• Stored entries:
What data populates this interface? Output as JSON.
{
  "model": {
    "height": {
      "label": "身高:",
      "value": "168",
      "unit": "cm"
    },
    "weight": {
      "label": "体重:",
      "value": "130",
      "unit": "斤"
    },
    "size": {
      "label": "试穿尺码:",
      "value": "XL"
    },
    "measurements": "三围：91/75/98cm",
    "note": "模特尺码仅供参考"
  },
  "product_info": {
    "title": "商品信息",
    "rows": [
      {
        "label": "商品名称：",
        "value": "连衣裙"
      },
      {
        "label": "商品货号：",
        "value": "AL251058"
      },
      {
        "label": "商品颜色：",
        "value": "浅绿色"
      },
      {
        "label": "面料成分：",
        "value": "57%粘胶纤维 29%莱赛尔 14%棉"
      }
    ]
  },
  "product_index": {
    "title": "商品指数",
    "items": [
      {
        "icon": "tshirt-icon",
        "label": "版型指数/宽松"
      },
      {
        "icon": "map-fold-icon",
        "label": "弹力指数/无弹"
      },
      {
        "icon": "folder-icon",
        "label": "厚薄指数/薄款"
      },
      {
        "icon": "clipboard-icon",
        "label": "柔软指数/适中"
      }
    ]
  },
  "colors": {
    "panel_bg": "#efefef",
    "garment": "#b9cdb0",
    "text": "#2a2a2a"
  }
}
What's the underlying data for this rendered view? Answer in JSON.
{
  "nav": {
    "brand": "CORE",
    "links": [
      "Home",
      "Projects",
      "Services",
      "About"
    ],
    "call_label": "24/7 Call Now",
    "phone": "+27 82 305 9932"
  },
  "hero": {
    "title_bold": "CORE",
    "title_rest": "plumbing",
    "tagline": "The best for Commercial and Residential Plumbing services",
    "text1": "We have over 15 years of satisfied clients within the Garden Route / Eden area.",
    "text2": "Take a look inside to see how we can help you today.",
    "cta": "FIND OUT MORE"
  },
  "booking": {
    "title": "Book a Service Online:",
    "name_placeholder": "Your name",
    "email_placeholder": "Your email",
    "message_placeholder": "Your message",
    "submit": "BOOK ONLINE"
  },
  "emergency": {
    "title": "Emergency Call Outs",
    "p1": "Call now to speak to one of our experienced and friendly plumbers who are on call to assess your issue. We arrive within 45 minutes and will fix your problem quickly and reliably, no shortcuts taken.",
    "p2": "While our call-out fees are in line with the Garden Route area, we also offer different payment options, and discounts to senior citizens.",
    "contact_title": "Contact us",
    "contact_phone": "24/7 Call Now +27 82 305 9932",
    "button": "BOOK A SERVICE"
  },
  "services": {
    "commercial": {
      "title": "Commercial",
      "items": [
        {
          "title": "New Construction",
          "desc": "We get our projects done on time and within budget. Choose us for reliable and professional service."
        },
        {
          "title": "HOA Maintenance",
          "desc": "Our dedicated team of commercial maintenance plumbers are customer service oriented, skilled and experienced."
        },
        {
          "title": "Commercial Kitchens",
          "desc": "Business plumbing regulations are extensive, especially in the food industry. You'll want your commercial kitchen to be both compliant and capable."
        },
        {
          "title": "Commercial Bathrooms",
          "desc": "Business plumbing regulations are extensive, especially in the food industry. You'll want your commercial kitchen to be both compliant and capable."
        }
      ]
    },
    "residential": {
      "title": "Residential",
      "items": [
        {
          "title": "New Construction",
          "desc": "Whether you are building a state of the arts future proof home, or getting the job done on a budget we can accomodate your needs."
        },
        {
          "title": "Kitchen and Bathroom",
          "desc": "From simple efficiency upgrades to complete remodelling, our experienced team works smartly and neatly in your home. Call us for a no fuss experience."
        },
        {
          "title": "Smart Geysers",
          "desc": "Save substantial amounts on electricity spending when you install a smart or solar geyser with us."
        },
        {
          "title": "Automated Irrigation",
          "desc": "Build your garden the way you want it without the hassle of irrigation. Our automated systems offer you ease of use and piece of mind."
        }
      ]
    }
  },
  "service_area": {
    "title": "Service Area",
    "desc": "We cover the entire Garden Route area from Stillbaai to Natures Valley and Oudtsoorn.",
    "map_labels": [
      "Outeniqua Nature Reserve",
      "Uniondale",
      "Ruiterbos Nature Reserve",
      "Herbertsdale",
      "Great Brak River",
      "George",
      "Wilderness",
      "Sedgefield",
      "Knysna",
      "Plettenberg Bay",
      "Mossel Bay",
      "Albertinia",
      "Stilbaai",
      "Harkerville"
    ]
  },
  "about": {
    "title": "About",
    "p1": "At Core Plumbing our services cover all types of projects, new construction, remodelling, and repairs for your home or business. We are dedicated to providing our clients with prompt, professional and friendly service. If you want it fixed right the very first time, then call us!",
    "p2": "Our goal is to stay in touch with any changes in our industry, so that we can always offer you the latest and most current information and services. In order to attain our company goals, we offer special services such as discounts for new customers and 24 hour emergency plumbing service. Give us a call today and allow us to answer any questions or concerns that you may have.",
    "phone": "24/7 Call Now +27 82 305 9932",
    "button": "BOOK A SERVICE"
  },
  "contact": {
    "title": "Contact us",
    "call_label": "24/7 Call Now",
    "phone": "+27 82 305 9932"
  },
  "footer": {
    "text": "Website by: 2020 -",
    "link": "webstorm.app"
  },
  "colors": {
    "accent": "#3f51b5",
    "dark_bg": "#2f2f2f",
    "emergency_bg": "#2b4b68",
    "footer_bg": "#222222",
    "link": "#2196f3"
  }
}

• Job:
Extract all the material, leaving every line as it is.

• Written response:
What data populates this interface? Output as JSON.
{
  "model": {
    "height": {
      "label": "身高:",
      "value": "168",
      "unit": "cm"
    },
    "weight": {
      "label": "体重:",
      "value": "130",
      "unit": "斤"
    },
    "size": {
      "label": "试穿尺码:",
      "value": "XL"
    },
    "measurements": "三围：91/75/98cm",
    "note": "模特尺码仅供参考"
  },
  "product_info": {
    "title": "商品信息",
    "rows": [
      {
        "label": "商品名称：",
        "value": "连衣裙"
      },
      {
        "label": "商品货号：",
        "value": "AL251058"
      },
      {
        "label": "商品颜色：",
        "value": "浅绿色"
      },
      {
        "label": "面料成分：",
        "value": "57%粘胶纤维 29%莱赛尔 14%棉"
      }
    ]
  },
  "product_index": {
    "title": "商品指数",
    "items": [
      {
        "icon": "tshirt-icon",
        "label": "版型指数/宽松"
      },
      {
        "icon": "map-fold-icon",
        "label": "弹力指数/无弹"
      },
      {
        "icon": "folder-icon",
        "label": "厚薄指数/薄款"
      },
      {
        "icon": "clipboard-icon",
        "label": "柔软指数/适中"
      }
    ]
  },
  "colors": {
    "panel_bg": "#efefef",
    "garment": "#b9cdb0",
    "text": "#2a2a2a"
  }
}
What's the underlying data for this rendered view? Answer in JSON.
{
  "nav": {
    "brand": "CORE",
    "links": [
      "Home",
      "Projects",
      "Services",
      "About"
    ],
    "call_label": "24/7 Call Now",
    "phone": "+27 82 305 9932"
  },
  "hero": {
    "title_bold": "CORE",
    "title_rest": "plumbing",
    "tagline": "The best for Commercial and Residential Plumbing services",
    "text1": "We have over 15 years of satisfied clients within the Garden Route / Eden area.",
    "text2": "Take a look inside to see how we can help you today.",
    "cta": "FIND OUT MORE"
  },
  "booking": {
    "title": "Book a Service Online:",
    "name_placeholder": "Your name",
    "email_placeholder": "Your email",
    "message_placeholder": "Your message",
    "submit": "BOOK ONLINE"
  },
  "emergency": {
    "title": "Emergency Call Outs",
    "p1": "Call now to speak to one of our experienced and friendly plumbers who are on call to assess your issue. We arrive within 45 minutes and will fix your problem quickly and reliably, no shortcuts taken.",
    "p2": "While our call-out fees are in line with the Garden Route area, we also offer different payment options, and discounts to senior citizens.",
    "contact_title": "Contact us",
    "contact_phone": "24/7 Call Now +27 82 305 9932",
    "button": "BOOK A SERVICE"
  },
  "services": {
    "commercial": {
      "title": "Commercial",
      "items": [
        {
          "title": "New Construction",
          "desc": "We get our projects done on time and within budget. Choose us for reliable and professional service."
        },
        {
          "title": "HOA Maintenance",
          "desc": "Our dedicated team of commercial maintenance plumbers are customer service oriented, skilled and experienced."
        },
        {
          "title": "Commercial Kitchens",
          "desc": "Business plumbing regulations are extensive, especially in the food industry. You'll want your commercial kitchen to be both compliant and capable."
        },
        {
          "title": "Commercial Bathrooms",
          "desc": "Business plumbing regulations are extensive, especially in the food industry. You'll want your commercial kitchen to be both compliant and capable."
        }
      ]
    },
    "residential": {
      "title": "Residential",
      "items": [
        {
          "title": "New Construction",
          "desc": "Whether you are building a state of the arts future proof home, or getting the job done on a budget we can accomodate your needs."
        },
        {
          "title": "Kitchen and Bathroom",
          "desc": "From simple efficiency upgrades to complete remodelling, our experienced team works smartly and neatly in your home. Call us for a no fuss experience."
        },
        {
          "title": "Smart Geysers",
          "desc": "Save substantial amounts on electricity spending when you install a smart or solar geyser with us."
        },
        {
          "title": "Automated Irrigation",
          "desc": "Build your garden the way you want it without the hassle of irrigation. Our automated systems offer you ease of use and piece of mind."
        }
      ]
    }
  },
  "service_area": {
    "title": "Service Area",
    "desc": "We cover the entire Garden Route area from Stillbaai to Natures Valley and Oudtsoorn.",
    "map_labels": [
      "Outeniqua Nature Reserve",
      "Uniondale",
      "Ruiterbos Nature Reserve",
      "Herbertsdale",
      "Great Brak River",
      "George",
      "Wilderness",
      "Sedgefield",
      "Knysna",
      "Plettenberg Bay",
      "Mossel Bay",
      "Albertinia",
      "Stilbaai",
      "Harkerville"
    ]
  },
  "about": {
    "title": "About",
    "p1": "At Core Plumbing our services cover all types of projects, new construction, remodelling, and repairs for your home or business. We are dedicated to providing our clients with prompt, professional and friendly service. If you want it fixed right the very first time, then call us!",
    "p2": "Our goal is to stay in touch with any changes in our industry, so that we can always offer you the latest and most current information and services. In order to attain our company goals, we offer special services such as discounts for new customers and 24 hour emergency plumbing service. Give us a call today and allow us to answer any questions or concerns that you may have.",
    "phone": "24/7 Call Now +27 82 305 9932",
    "button": "BOOK A SERVICE"
  },
  "contact": {
    "title": "Contact us",
    "call_label": "24/7 Call Now",
    "phone": "+27 82 305 9932"
  },
  "footer": {
    "text": "Website by: 2020 -",
    "link": "webstorm.app"
  },
  "colors": {
    "accent": "#3f51b5",
    "dark_bg": "#2f2f2f",
    "emergency_bg": "#2b4b68",
    "footer_bg": "#222222",
    "link": "#2196f3"
  }
}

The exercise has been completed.